PROBLEM DETAILS
Work through the data line by line, gathering every line that has the word "values".

— begin —

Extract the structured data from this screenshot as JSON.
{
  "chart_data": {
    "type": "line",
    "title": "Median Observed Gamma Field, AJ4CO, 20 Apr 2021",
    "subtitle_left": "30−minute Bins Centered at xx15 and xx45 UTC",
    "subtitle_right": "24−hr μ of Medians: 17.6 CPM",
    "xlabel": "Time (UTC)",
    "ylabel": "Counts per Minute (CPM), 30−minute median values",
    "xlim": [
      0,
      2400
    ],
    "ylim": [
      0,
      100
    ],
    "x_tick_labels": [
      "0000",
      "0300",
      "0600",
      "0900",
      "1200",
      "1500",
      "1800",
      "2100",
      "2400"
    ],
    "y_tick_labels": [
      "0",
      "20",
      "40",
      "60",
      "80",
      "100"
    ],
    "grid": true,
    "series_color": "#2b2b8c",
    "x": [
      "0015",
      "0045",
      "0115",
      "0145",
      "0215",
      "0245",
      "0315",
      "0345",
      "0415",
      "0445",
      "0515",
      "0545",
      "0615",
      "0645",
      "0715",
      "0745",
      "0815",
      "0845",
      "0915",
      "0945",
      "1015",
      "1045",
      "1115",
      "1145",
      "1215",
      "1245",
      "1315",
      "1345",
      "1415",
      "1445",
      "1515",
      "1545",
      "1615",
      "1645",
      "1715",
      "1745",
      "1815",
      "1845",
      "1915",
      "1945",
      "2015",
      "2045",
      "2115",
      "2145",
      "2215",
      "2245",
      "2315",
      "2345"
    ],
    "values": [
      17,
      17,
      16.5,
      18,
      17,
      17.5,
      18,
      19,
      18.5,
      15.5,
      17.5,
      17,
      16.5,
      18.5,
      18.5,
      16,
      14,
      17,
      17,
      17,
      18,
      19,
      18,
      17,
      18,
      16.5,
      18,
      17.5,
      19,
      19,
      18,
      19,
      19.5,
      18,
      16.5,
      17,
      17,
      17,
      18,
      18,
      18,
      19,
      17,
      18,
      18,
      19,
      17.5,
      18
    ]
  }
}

— end —

COMPLETE RESPONSE
    "ylabel": "Counts per Minute (CPM), 30−minute median values",
    "values": [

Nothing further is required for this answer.